--- Start ---

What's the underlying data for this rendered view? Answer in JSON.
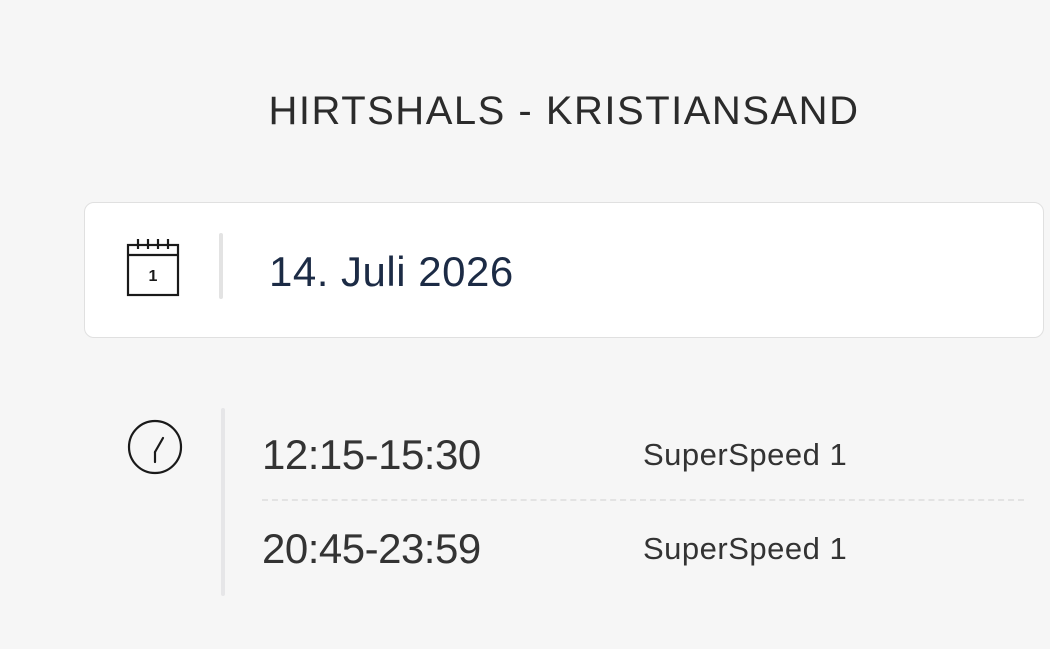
{
  "route": {
    "title": "HIRTSHALS - KRISTIANSAND"
  },
  "date_selector": {
    "icon": "calendar-icon",
    "icon_day": "1",
    "value": "14. Juli 2026",
    "text_color": "#1c2b45"
  },
  "departures": {
    "icon": "clock-icon",
    "items": [
      {
        "time": "12:15-15:30",
        "vessel": "SuperSpeed 1"
      },
      {
        "time": "20:45-23:59",
        "vessel": "SuperSpeed 1"
      }
    ]
  },
  "colors": {
    "background": "#f6f6f6",
    "card": "#ffffff",
    "text": "#333333"
  }
}
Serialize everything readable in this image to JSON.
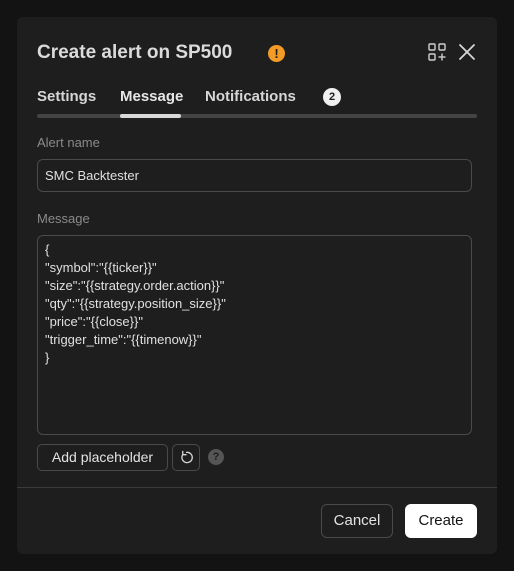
{
  "dialog": {
    "title": "Create alert on SP500",
    "warning_glyph": "!",
    "icons": {
      "warning": "warning-icon",
      "apps": "add-widget-icon",
      "close": "close-icon"
    }
  },
  "tabs": [
    {
      "label": "Settings",
      "active": false
    },
    {
      "label": "Message",
      "active": true
    },
    {
      "label": "Notifications",
      "active": false,
      "badge": "2"
    }
  ],
  "alert_name": {
    "label": "Alert name",
    "value": "SMC Backtester"
  },
  "message": {
    "label": "Message",
    "value": "{\n\"symbol\":\"{{ticker}}\"\n\"size\":\"{{strategy.order.action}}\"\n\"qty\":\"{{strategy.position_size}}\"\n\"price\":\"{{close}}\"\n\"trigger_time\":\"{{timenow}}\"\n}"
  },
  "placeholder_controls": {
    "add_label": "Add placeholder",
    "reset_icon": "reset-icon",
    "help_glyph": "?"
  },
  "footer": {
    "cancel_label": "Cancel",
    "create_label": "Create"
  },
  "colors": {
    "background": "#131313",
    "dialog": "#1e1e1e",
    "warning": "#f29b27",
    "primary_button": "#ffffff"
  }
}
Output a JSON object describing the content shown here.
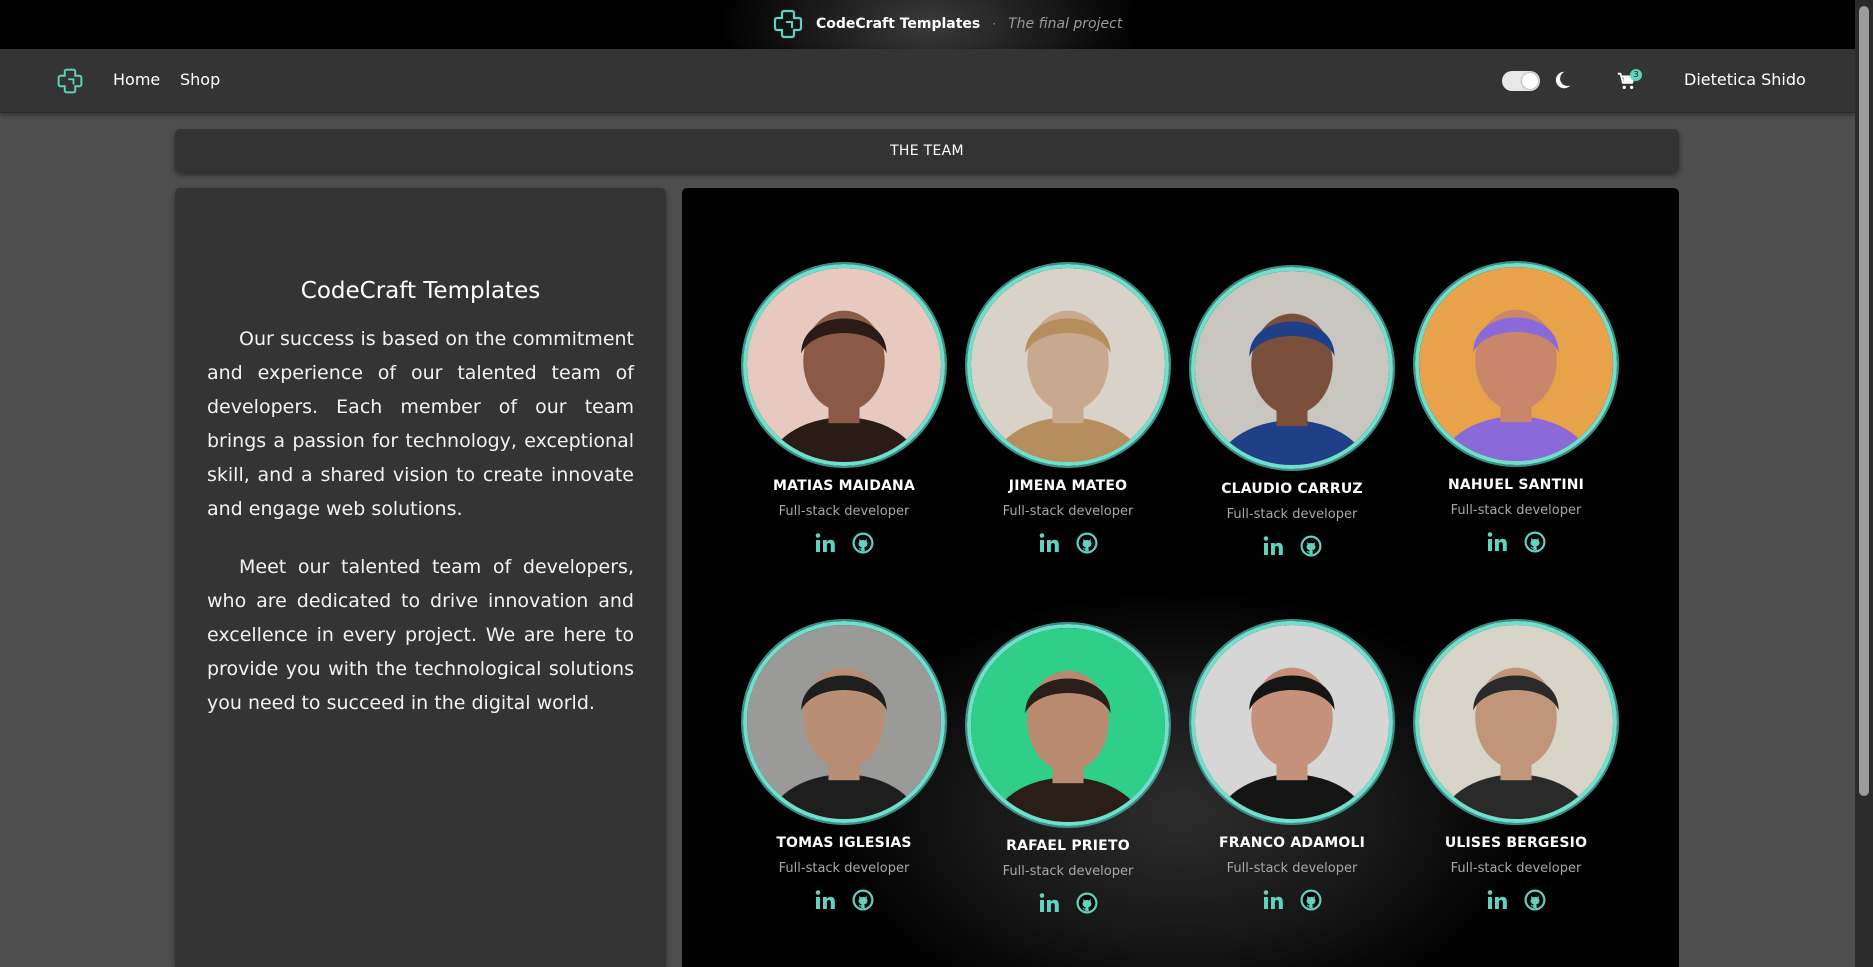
{
  "brand": {
    "name": "CodeCraft Templates",
    "separator": "·",
    "tagline": "The final project"
  },
  "nav": {
    "home": "Home",
    "shop": "Shop",
    "cart_count": "3",
    "user": "Dietetica Shido"
  },
  "section": {
    "title": "THE TEAM"
  },
  "about": {
    "title": "CodeCraft Templates",
    "p1": "Our success is based on the commitment and experience of our talented team of developers. Each member of our team brings a passion for technology, exceptional skill, and a shared vision to create innovate and engage web solutions.",
    "p2": "Meet our talented team of developers, who are dedicated to drive innovation and excellence in every project. We are here to provide you with the technological solutions you need to succeed in the digital world."
  },
  "team": [
    {
      "name": "MATIAS MAIDANA",
      "role": "Full-stack developer"
    },
    {
      "name": "JIMENA MATEO",
      "role": "Full-stack developer"
    },
    {
      "name": "CLAUDIO CARRUZ",
      "role": "Full-stack developer"
    },
    {
      "name": "NAHUEL SANTINI",
      "role": "Full-stack developer"
    },
    {
      "name": "TOMAS IGLESIAS",
      "role": "Full-stack developer"
    },
    {
      "name": "RAFAEL PRIETO",
      "role": "Full-stack developer"
    },
    {
      "name": "FRANCO ADAMOLI",
      "role": "Full-stack developer"
    },
    {
      "name": "ULISES BERGESIO",
      "role": "Full-stack developer"
    }
  ],
  "icons": {
    "logo": "cross-logo-icon",
    "theme": "moon-icon",
    "cart": "cart-icon",
    "social": [
      "linkedin-icon",
      "github-icon"
    ]
  },
  "colors": {
    "accent": "#5fd3c0",
    "navbar": "#343434",
    "page": "#4e4e4e",
    "panel": "#343434"
  }
}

--- End ---

- GIVEN EXERCISE: Copy out each line of the entries that holds "developers".

- SOLUTION:
    "p1": "Our success is based on the commitment and experience of our talented team of developers. Each member of our team brings a passion for technology, exceptional skill, and a shared vision to create innovate and engage web solutions.",
    "p2": "Meet our talented team of developers, who are dedicated to drive innovation and excellence in every project. We are here to provide you with the technological solutions you need to succeed in the digital world."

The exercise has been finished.